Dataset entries
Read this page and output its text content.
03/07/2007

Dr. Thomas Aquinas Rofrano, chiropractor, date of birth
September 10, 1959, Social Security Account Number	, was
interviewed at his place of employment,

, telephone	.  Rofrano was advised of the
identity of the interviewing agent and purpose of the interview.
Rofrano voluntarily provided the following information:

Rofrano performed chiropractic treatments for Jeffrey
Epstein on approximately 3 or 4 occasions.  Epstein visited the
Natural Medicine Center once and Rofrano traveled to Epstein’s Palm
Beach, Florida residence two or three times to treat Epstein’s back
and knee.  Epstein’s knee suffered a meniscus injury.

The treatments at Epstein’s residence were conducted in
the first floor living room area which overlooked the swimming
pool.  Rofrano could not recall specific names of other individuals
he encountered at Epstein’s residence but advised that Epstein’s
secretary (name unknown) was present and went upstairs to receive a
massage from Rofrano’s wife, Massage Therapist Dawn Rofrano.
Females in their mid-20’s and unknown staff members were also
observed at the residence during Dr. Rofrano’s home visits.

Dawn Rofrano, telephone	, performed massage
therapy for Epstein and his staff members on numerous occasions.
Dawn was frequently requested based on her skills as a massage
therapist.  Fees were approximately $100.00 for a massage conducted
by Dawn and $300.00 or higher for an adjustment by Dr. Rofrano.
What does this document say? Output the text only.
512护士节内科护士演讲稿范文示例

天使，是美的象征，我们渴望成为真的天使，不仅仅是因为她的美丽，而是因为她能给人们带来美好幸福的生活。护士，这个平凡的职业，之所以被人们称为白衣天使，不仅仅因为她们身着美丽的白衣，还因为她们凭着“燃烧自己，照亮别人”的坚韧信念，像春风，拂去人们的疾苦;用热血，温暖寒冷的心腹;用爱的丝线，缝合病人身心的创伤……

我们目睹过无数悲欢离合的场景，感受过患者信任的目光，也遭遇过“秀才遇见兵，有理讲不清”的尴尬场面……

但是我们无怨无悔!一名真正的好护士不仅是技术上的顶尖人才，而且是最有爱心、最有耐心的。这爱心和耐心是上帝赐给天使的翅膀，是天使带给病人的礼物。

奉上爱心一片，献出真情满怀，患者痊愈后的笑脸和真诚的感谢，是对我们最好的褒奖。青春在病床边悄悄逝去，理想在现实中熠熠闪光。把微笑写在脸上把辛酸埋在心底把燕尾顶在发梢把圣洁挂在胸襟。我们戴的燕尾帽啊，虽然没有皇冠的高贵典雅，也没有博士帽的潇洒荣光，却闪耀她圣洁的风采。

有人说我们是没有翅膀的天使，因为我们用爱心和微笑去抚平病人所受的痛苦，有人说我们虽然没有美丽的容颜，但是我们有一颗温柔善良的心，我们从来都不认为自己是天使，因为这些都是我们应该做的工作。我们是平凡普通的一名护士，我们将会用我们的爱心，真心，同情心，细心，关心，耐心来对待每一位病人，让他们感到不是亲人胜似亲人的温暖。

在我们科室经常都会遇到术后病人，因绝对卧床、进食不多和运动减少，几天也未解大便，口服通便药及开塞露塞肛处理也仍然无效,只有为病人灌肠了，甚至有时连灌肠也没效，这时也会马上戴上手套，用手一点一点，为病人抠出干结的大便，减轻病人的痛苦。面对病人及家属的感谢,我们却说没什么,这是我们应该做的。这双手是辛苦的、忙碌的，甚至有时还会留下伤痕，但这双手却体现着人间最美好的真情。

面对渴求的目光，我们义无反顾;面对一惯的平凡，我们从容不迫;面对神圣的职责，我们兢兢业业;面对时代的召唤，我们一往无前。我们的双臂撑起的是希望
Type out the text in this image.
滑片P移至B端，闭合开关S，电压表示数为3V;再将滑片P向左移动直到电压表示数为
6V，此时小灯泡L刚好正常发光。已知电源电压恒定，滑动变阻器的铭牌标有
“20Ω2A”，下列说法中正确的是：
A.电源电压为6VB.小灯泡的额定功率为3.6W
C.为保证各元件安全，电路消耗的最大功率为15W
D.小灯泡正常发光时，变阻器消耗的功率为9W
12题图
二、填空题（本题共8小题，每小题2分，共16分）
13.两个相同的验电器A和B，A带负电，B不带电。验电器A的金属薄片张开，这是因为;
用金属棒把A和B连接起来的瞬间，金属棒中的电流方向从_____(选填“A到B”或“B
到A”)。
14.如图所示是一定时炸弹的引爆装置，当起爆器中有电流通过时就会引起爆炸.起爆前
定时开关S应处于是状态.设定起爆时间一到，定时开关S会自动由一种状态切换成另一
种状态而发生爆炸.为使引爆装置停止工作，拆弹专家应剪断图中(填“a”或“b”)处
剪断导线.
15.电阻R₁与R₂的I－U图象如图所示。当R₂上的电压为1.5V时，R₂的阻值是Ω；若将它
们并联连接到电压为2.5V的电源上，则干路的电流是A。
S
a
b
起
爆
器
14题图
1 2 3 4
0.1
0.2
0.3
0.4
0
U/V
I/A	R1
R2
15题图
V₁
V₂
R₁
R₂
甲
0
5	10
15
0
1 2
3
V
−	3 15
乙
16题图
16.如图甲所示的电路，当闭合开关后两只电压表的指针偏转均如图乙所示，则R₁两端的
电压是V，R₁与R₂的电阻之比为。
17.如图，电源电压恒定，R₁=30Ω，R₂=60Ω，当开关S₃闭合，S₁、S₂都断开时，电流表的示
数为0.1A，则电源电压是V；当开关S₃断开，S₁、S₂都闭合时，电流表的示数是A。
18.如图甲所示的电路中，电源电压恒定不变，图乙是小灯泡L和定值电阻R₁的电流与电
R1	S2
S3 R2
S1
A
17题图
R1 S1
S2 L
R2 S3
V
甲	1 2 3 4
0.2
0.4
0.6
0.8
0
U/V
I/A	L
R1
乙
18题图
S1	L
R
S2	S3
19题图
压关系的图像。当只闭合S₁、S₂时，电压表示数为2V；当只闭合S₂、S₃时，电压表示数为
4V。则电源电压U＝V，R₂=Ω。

> EXERCISE GOAL
Return all of the above records exactly, leaving no line out.

> ANSWER IN FULL
Read this page and output its text content.
03/07/2007

Dr. Thomas Aquinas Rofrano, chiropractor, date of birth
September 10, 1959, Social Security Account Number	, was
interviewed at his place of employment,

, telephone	.  Rofrano was advised of the
identity of the interviewing agent and purpose of the interview.
Rofrano voluntarily provided the following information:

Rofrano performed chiropractic treatments for Jeffrey
Epstein on approximately 3 or 4 occasions.  Epstein visited the
Natural Medicine Center once and Rofrano traveled to Epstein’s Palm
Beach, Florida residence two or three times to treat Epstein’s back
and knee.  Epstein’s knee suffered a meniscus injury.

The treatments at Epstein’s residence were conducted in
the first floor living room area which overlooked the swimming
pool.  Rofrano could not recall specific names of other individuals
he encountered at Epstein’s residence but advised that Epstein’s
secretary (name unknown) was present and went upstairs to receive a
massage from Rofrano’s wife, Massage Therapist Dawn Rofrano.
Females in their mid-20’s and unknown staff members were also
observed at the residence during Dr. Rofrano’s home visits.

Dawn Rofrano, telephone	, performed massage
therapy for Epstein and his staff members on numerous occasions.
Dawn was frequently requested based on her skills as a massage
therapist.  Fees were approximately $100.00 for a massage conducted
by Dawn and $300.00 or higher for an adjustment by Dr. Rofrano.
What does this document say? Output the text only.
512护士节内科护士演讲稿范文示例

天使，是美的象征，我们渴望成为真的天使，不仅仅是因为她的美丽，而是因为她能给人们带来美好幸福的生活。护士，这个平凡的职业，之所以被人们称为白衣天使，不仅仅因为她们身着美丽的白衣，还因为她们凭着“燃烧自己，照亮别人”的坚韧信念，像春风，拂去人们的疾苦;用热血，温暖寒冷的心腹;用爱的丝线，缝合病人身心的创伤……

我们目睹过无数悲欢离合的场景，感受过患者信任的目光，也遭遇过“秀才遇见兵，有理讲不清”的尴尬场面……

但是我们无怨无悔!一名真正的好护士不仅是技术上的顶尖人才，而且是最有爱心、最有耐心的。这爱心和耐心是上帝赐给天使的翅膀，是天使带给病人的礼物。

奉上爱心一片，献出真情满怀，患者痊愈后的笑脸和真诚的感谢，是对我们最好的褒奖。青春在病床边悄悄逝去，理想在现实中熠熠闪光。把微笑写在脸上把辛酸埋在心底把燕尾顶在发梢把圣洁挂在胸襟。我们戴的燕尾帽啊，虽然没有皇冠的高贵典雅，也没有博士帽的潇洒荣光，却闪耀她圣洁的风采。

有人说我们是没有翅膀的天使，因为我们用爱心和微笑去抚平病人所受的痛苦，有人说我们虽然没有美丽的容颜，但是我们有一颗温柔善良的心，我们从来都不认为自己是天使，因为这些都是我们应该做的工作。我们是平凡普通的一名护士，我们将会用我们的爱心，真心，同情心，细心，关心，耐心来对待每一位病人，让他们感到不是亲人胜似亲人的温暖。

在我们科室经常都会遇到术后病人，因绝对卧床、进食不多和运动减少，几天也未解大便，口服通便药及开塞露塞肛处理也仍然无效,只有为病人灌肠了，甚至有时连灌肠也没效，这时也会马上戴上手套，用手一点一点，为病人抠出干结的大便，减轻病人的痛苦。面对病人及家属的感谢,我们却说没什么,这是我们应该做的。这双手是辛苦的、忙碌的，甚至有时还会留下伤痕，但这双手却体现着人间最美好的真情。

面对渴求的目光，我们义无反顾;面对一惯的平凡，我们从容不迫;面对神圣的职责，我们兢兢业业;面对时代的召唤，我们一往无前。我们的双臂撑起的是希望
Type out the text in this image.
滑片P移至B端，闭合开关S，电压表示数为3V;再将滑片P向左移动直到电压表示数为
6V，此时小灯泡L刚好正常发光。已知电源电压恒定，滑动变阻器的铭牌标有
“20Ω2A”，下列说法中正确的是：
A.电源电压为6VB.小灯泡的额定功率为3.6W
C.为保证各元件安全，电路消耗的最大功率为15W
D.小灯泡正常发光时，变阻器消耗的功率为9W
12题图
二、填空题（本题共8小题，每小题2分，共16分）
13.两个相同的验电器A和B，A带负电，B不带电。验电器A的金属薄片张开，这是因为;
用金属棒把A和B连接起来的瞬间，金属棒中的电流方向从_____(选填“A到B”或“B
到A”)。
14.如图所示是一定时炸弹的引爆装置，当起爆器中有电流通过时就会引起爆炸.起爆前
定时开关S应处于是状态.设定起爆时间一到，定时开关S会自动由一种状态切换成另一
种状态而发生爆炸.为使引爆装置停止工作，拆弹专家应剪断图中(填“a”或“b”)处
剪断导线.
15.电阻R₁与R₂的I－U图象如图所示。当R₂上的电压为1.5V时，R₂的阻值是Ω；若将它
们并联连接到电压为2.5V的电源上，则干路的电流是A。
S
a
b
起
爆
器
14题图
1 2 3 4
0.1
0.2
0.3
0.4
0
U/V
I/A	R1
R2
15题图
V₁
V₂
R₁
R₂
甲
0
5	10
15
0
1 2
3
V
−	3 15
乙
16题图
16.如图甲所示的电路，当闭合开关后两只电压表的指针偏转均如图乙所示，则R₁两端的
电压是V，R₁与R₂的电阻之比为。
17.如图，电源电压恒定，R₁=30Ω，R₂=60Ω，当开关S₃闭合，S₁、S₂都断开时，电流表的示
数为0.1A，则电源电压是V；当开关S₃断开，S₁、S₂都闭合时，电流表的示数是A。
18.如图甲所示的电路中，电源电压恒定不变，图乙是小灯泡L和定值电阻R₁的电流与电
R1	S2
S3 R2
S1
A
17题图
R1 S1
S2 L
R2 S3
V
甲	1 2 3 4
0.2
0.4
0.6
0.8
0
U/V
I/A	L
R1
乙
18题图
S1	L
R
S2	S3
19题图
压关系的图像。当只闭合S₁、S₂时，电压表示数为2V；当只闭合S₂、S₃时，电压表示数为
4V。则电源电压U＝V，R₂=Ω。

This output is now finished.